• _SUPPLIED MATERIAL_:
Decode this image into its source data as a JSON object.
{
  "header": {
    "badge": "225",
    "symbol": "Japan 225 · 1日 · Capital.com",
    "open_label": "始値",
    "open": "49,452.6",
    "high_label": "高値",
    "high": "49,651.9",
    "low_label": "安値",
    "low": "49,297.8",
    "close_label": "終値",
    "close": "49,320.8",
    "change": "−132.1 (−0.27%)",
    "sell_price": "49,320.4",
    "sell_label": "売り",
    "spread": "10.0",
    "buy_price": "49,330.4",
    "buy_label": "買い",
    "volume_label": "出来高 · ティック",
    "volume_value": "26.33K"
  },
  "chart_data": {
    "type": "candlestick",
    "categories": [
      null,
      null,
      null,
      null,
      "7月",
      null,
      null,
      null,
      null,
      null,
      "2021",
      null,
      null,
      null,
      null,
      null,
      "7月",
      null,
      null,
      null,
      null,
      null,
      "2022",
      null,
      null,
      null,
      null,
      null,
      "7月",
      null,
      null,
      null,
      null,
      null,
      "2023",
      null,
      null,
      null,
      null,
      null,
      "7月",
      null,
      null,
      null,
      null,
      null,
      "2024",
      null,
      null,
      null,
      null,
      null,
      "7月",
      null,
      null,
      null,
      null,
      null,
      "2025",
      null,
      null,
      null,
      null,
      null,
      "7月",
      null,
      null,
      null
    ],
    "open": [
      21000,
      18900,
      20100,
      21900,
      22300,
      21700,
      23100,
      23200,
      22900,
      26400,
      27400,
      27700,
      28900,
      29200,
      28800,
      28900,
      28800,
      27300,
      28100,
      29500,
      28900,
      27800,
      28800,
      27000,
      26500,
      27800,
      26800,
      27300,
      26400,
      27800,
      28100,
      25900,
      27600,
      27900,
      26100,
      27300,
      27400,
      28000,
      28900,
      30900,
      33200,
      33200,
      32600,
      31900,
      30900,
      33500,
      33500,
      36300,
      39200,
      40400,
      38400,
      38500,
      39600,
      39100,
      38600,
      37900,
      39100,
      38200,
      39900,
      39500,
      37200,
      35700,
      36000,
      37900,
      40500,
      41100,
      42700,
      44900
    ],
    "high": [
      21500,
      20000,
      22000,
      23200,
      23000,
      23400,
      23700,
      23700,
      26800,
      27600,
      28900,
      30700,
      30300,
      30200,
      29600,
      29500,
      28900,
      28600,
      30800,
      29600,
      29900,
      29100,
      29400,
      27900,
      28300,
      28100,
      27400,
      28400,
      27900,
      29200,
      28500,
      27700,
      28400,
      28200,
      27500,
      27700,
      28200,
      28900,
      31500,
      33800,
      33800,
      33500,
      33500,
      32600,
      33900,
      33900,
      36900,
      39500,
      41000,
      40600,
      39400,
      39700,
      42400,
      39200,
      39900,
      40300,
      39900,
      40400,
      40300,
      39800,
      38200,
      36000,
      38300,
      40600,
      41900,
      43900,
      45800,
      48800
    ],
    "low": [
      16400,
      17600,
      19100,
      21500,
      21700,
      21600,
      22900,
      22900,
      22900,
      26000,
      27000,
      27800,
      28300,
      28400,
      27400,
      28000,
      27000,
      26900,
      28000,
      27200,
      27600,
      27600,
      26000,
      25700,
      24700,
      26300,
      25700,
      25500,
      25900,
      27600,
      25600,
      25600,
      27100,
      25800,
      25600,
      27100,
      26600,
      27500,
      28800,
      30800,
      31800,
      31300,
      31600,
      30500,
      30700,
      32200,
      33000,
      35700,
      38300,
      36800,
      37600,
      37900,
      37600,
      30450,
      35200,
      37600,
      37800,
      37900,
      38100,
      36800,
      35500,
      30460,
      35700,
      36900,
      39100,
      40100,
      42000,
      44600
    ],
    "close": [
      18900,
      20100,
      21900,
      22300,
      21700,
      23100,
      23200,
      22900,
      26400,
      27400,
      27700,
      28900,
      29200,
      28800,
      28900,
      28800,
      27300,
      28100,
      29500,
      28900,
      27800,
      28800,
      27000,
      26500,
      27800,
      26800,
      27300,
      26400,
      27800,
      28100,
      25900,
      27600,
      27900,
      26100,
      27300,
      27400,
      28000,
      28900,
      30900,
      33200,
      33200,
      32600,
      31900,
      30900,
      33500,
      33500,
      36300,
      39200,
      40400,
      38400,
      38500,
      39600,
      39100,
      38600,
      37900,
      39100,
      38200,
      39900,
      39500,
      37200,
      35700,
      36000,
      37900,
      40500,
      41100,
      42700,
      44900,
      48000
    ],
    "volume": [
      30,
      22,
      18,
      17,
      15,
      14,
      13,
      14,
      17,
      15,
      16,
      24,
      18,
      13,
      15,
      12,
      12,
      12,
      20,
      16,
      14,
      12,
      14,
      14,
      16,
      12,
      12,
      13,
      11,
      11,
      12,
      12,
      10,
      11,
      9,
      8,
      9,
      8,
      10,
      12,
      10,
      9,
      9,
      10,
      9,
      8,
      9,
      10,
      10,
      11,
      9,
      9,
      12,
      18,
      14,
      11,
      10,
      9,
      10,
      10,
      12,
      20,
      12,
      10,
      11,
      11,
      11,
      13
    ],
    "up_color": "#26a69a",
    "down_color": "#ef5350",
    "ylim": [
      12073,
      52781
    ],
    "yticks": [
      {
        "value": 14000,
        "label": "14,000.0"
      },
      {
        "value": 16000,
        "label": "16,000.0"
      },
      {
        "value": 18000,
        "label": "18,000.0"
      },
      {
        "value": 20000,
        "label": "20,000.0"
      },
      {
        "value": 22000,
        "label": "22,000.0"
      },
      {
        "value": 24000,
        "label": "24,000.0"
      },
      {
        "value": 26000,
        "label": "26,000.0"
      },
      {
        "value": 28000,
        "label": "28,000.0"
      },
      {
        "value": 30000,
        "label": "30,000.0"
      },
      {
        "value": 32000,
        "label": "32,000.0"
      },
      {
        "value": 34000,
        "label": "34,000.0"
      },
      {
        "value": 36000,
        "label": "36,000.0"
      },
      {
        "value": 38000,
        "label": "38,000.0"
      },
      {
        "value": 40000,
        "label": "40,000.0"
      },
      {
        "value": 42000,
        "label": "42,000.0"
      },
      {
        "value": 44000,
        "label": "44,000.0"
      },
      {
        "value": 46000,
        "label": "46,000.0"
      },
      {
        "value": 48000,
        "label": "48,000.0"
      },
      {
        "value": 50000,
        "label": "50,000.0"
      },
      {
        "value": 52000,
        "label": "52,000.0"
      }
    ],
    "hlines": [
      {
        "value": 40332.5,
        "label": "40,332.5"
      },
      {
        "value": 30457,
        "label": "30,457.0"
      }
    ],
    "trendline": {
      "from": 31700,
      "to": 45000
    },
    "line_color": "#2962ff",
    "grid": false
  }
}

• _DO THIS_:
All of the records must be repeated exactly.

• _THE SOLUTION_:
Decode this image into its source data as a JSON object.
{
  "header": {
    "badge": "225",
    "symbol": "Japan 225 · 1日 · Capital.com",
    "open_label": "始値",
    "open": "49,452.6",
    "high_label": "高値",
    "high": "49,651.9",
    "low_label": "安値",
    "low": "49,297.8",
    "close_label": "終値",
    "close": "49,320.8",
    "change": "−132.1 (−0.27%)",
    "sell_price": "49,320.4",
    "sell_label": "売り",
    "spread": "10.0",
    "buy_price": "49,330.4",
    "buy_label": "買い",
    "volume_label": "出来高 · ティック",
    "volume_value": "26.33K"
  },
  "chart_data": {
    "type": "candlestick",
    "categories": [
      null,
      null,
      null,
      null,
      "7月",
      null,
      null,
      null,
      null,
      null,
      "2021",
      null,
      null,
      null,
      null,
      null,
      "7月",
      null,
      null,
      null,
      null,
      null,
      "2022",
      null,
      null,
      null,
      null,
      null,
      "7月",
      null,
      null,
      null,
      null,
      null,
      "2023",
      null,
      null,
      null,
      null,
      null,
      "7月",
      null,
      null,
      null,
      null,
      null,
      "2024",
      null,
      null,
      null,
      null,
      null,
      "7月",
      null,
      null,
      null,
      null,
      null,
      "2025",
      null,
      null,
      null,
      null,
      null,
      "7月",
      null,
      null,
      null
    ],
    "open": [
      21000,
      18900,
      20100,
      21900,
      22300,
      21700,
      23100,
      23200,
      22900,
      26400,
      27400,
      27700,
      28900,
      29200,
      28800,
      28900,
      28800,
      27300,
      28100,
      29500,
      28900,
      27800,
      28800,
      27000,
      26500,
      27800,
      26800,
      27300,
      26400,
      27800,
      28100,
      25900,
      27600,
      27900,
      26100,
      27300,
      27400,
      28000,
      28900,
      30900,
      33200,
      33200,
      32600,
      31900,
      30900,
      33500,
      33500,
      36300,
      39200,
      40400,
      38400,
      38500,
      39600,
      39100,
      38600,
      37900,
      39100,
      38200,
      39900,
      39500,
      37200,
      35700,
      36000,
      37900,
      40500,
      41100,
      42700,
      44900
    ],
    "high": [
      21500,
      20000,
      22000,
      23200,
      23000,
      23400,
      23700,
      23700,
      26800,
      27600,
      28900,
      30700,
      30300,
      30200,
      29600,
      29500,
      28900,
      28600,
      30800,
      29600,
      29900,
      29100,
      29400,
      27900,
      28300,
      28100,
      27400,
      28400,
      27900,
      29200,
      28500,
      27700,
      28400,
      28200,
      27500,
      27700,
      28200,
      28900,
      31500,
      33800,
      33800,
      33500,
      33500,
      32600,
      33900,
      33900,
      36900,
      39500,
      41000,
      40600,
      39400,
      39700,
      42400,
      39200,
      39900,
      40300,
      39900,
      40400,
      40300,
      39800,
      38200,
      36000,
      38300,
      40600,
      41900,
      43900,
      45800,
      48800
    ],
    "low": [
      16400,
      17600,
      19100,
      21500,
      21700,
      21600,
      22900,
      22900,
      22900,
      26000,
      27000,
      27800,
      28300,
      28400,
      27400,
      28000,
      27000,
      26900,
      28000,
      27200,
      27600,
      27600,
      26000,
      25700,
      24700,
      26300,
      25700,
      25500,
      25900,
      27600,
      25600,
      25600,
      27100,
      25800,
      25600,
      27100,
      26600,
      27500,
      28800,
      30800,
      31800,
      31300,
      31600,
      30500,
      30700,
      32200,
      33000,
      35700,
      38300,
      36800,
      37600,
      37900,
      37600,
      30450,
      35200,
      37600,
      37800,
      37900,
      38100,
      36800,
      35500,
      30460,
      35700,
      36900,
      39100,
      40100,
      42000,
      44600
    ],
    "close": [
      18900,
      20100,
      21900,
      22300,
      21700,
      23100,
      23200,
      22900,
      26400,
      27400,
      27700,
      28900,
      29200,
      28800,
      28900,
      28800,
      27300,
      28100,
      29500,
      28900,
      27800,
      28800,
      27000,
      26500,
      27800,
      26800,
      27300,
      26400,
      27800,
      28100,
      25900,
      27600,
      27900,
      26100,
      27300,
      27400,
      28000,
      28900,
      30900,
      33200,
      33200,
      32600,
      31900,
      30900,
      33500,
      33500,
      36300,
      39200,
      40400,
      38400,
      38500,
      39600,
      39100,
      38600,
      37900,
      39100,
      38200,
      39900,
      39500,
      37200,
      35700,
      36000,
      37900,
      40500,
      41100,
      42700,
      44900,
      48000
    ],
    "volume": [
      30,
      22,
      18,
      17,
      15,
      14,
      13,
      14,
      17,
      15,
      16,
      24,
      18,
      13,
      15,
      12,
      12,
      12,
      20,
      16,
      14,
      12,
      14,
      14,
      16,
      12,
      12,
      13,
      11,
      11,
      12,
      12,
      10,
      11,
      9,
      8,
      9,
      8,
      10,
      12,
      10,
      9,
      9,
      10,
      9,
      8,
      9,
      10,
      10,
      11,
      9,
      9,
      12,
      18,
      14,
      11,
      10,
      9,
      10,
      10,
      12,
      20,
      12,
      10,
      11,
      11,
      11,
      13
    ],
    "up_color": "#26a69a",
    "down_color": "#ef5350",
    "ylim": [
      12073,
      52781
    ],
    "yticks": [
      {
        "value": 14000,
        "label": "14,000.0"
      },
      {
        "value": 16000,
        "label": "16,000.0"
      },
      {
        "value": 18000,
        "label": "18,000.0"
      },
      {
        "value": 20000,
        "label": "20,000.0"
      },
      {
        "value": 22000,
        "label": "22,000.0"
      },
      {
        "value": 24000,
        "label": "24,000.0"
      },
      {
        "value": 26000,
        "label": "26,000.0"
      },
      {
        "value": 28000,
        "label": "28,000.0"
      },
      {
        "value": 30000,
        "label": "30,000.0"
      },
      {
        "value": 32000,
        "label": "32,000.0"
      },
      {
        "value": 34000,
        "label": "34,000.0"
      },
      {
        "value": 36000,
        "label": "36,000.0"
      },
      {
        "value": 38000,
        "label": "38,000.0"
      },
      {
        "value": 40000,
        "label": "40,000.0"
      },
      {
        "value": 42000,
        "label": "42,000.0"
      },
      {
        "value": 44000,
        "label": "44,000.0"
      },
      {
        "value": 46000,
        "label": "46,000.0"
      },
      {
        "value": 48000,
        "label": "48,000.0"
      },
      {
        "value": 50000,
        "label": "50,000.0"
      },
      {
        "value": 52000,
        "label": "52,000.0"
      }
    ],
    "hlines": [
      {
        "value": 40332.5,
        "label": "40,332.5"
      },
      {
        "value": 30457,
        "label": "30,457.0"
      }
    ],
    "trendline": {
      "from": 31700,
      "to": 45000
    },
    "line_color": "#2962ff",
    "grid": false
  }
}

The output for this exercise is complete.